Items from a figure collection
— start —

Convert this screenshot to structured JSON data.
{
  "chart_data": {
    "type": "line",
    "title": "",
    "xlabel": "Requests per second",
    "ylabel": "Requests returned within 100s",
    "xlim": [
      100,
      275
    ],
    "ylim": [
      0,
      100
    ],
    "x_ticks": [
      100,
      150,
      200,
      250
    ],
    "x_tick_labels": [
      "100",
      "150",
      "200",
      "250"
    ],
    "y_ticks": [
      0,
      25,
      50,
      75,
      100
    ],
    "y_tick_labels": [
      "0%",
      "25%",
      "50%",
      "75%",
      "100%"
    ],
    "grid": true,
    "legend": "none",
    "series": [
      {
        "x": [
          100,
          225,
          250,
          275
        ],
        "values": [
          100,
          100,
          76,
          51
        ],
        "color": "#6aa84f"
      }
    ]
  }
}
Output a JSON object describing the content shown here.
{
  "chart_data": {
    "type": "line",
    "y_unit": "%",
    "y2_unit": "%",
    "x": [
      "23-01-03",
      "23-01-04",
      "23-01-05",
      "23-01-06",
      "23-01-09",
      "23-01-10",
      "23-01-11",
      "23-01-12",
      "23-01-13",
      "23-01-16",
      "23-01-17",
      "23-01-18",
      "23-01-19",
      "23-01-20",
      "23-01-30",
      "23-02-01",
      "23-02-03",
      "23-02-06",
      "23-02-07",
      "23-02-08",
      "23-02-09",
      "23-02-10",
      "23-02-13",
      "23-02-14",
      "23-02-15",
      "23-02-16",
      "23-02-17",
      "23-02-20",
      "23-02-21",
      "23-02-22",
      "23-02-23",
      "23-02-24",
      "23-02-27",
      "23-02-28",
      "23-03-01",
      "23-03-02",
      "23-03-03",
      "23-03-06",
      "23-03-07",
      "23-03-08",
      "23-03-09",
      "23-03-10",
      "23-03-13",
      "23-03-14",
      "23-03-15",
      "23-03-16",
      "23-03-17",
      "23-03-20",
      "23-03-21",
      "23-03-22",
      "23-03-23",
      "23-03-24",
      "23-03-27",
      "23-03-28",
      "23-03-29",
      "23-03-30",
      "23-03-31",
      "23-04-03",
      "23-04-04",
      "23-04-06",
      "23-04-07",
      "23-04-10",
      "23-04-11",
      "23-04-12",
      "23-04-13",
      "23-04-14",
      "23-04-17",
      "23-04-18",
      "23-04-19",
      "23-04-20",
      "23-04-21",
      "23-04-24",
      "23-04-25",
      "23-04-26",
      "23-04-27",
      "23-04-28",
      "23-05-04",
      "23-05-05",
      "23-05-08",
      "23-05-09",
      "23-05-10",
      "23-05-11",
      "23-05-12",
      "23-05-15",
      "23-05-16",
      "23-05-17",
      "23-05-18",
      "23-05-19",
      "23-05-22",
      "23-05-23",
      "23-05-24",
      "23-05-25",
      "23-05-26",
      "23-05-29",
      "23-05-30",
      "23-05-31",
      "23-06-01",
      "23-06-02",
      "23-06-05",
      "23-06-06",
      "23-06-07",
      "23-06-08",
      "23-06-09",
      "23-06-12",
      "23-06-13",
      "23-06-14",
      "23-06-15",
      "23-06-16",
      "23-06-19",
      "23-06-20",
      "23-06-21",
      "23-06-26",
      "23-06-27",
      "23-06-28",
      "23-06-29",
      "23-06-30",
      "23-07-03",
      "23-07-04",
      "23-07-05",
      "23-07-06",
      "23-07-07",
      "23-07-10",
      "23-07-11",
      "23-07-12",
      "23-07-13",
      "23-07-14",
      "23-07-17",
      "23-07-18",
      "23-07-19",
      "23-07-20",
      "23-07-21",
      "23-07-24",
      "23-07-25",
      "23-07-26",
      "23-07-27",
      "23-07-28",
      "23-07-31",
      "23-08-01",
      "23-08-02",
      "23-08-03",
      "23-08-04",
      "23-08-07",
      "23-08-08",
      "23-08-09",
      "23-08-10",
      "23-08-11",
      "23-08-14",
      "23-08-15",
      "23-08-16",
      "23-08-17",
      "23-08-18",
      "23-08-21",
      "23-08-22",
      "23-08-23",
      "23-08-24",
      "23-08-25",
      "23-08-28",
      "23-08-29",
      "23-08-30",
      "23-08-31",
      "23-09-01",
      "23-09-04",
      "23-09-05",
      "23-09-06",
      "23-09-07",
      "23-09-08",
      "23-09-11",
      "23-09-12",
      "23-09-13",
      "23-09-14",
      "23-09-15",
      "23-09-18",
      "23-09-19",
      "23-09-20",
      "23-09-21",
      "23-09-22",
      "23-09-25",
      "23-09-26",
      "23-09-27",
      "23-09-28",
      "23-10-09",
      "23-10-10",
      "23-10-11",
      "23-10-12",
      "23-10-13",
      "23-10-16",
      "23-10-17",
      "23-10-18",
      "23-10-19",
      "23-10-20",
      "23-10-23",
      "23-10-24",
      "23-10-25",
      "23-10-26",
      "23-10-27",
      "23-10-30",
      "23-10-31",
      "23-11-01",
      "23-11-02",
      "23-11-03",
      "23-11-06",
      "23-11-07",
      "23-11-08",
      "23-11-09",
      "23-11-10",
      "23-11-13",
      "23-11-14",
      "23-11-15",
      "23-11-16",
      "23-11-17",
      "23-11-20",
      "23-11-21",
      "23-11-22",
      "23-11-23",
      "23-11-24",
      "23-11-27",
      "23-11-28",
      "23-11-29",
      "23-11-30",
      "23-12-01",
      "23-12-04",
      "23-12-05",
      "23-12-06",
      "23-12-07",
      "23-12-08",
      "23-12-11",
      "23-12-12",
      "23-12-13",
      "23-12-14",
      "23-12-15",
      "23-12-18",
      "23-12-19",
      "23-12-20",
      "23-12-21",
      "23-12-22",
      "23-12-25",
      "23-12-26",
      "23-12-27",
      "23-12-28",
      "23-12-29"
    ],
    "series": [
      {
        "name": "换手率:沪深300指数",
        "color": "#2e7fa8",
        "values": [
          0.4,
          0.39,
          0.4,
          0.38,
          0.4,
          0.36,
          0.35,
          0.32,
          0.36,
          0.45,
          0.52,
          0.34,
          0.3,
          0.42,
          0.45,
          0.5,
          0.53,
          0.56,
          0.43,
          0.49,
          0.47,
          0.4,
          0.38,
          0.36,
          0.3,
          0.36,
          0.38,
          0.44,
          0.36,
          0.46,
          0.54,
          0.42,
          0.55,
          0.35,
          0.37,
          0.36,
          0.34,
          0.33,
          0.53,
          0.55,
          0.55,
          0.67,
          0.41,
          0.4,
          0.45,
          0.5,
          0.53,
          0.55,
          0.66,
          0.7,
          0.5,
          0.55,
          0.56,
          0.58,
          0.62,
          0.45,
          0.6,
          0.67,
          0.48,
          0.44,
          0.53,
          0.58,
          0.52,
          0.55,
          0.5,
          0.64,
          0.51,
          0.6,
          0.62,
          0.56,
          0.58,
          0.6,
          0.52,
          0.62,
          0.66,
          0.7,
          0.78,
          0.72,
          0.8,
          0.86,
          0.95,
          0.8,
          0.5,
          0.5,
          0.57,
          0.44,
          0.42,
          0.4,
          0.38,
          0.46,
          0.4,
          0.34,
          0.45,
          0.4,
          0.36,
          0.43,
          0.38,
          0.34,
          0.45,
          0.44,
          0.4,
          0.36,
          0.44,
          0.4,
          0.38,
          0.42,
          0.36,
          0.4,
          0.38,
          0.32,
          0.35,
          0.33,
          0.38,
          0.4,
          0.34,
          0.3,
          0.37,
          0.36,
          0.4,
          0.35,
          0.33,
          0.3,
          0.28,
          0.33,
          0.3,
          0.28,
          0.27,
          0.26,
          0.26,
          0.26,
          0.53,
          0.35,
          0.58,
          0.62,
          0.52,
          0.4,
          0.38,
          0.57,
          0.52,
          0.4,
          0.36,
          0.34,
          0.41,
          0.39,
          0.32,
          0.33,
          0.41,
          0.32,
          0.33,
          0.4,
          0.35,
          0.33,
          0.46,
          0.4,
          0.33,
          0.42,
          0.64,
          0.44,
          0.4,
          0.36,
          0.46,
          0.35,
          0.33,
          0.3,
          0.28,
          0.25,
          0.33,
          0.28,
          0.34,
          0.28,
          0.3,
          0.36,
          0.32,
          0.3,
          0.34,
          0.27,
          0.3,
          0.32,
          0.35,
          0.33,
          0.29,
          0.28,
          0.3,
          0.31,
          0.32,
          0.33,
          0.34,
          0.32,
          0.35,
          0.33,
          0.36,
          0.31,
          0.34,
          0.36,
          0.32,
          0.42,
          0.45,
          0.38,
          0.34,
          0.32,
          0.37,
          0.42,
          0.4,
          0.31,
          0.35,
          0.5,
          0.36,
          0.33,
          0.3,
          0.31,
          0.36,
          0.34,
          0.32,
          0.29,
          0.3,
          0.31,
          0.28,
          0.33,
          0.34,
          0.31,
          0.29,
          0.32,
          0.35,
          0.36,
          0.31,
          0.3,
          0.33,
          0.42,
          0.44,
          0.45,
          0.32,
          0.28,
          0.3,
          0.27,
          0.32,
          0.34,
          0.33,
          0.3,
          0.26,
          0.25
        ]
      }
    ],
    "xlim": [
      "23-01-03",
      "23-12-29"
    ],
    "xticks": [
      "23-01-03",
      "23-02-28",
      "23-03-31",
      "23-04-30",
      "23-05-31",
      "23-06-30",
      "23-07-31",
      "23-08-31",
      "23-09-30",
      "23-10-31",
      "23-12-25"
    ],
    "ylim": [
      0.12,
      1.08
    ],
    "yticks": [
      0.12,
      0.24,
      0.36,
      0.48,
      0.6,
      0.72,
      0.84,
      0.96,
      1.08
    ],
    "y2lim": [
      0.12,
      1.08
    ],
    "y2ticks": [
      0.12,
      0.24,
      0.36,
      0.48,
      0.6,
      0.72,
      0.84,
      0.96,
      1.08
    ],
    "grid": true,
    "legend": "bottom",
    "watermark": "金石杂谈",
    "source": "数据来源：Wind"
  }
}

— end —

Your task is to report how many lines of the material include the string "JSON". Give the number and no other words.

2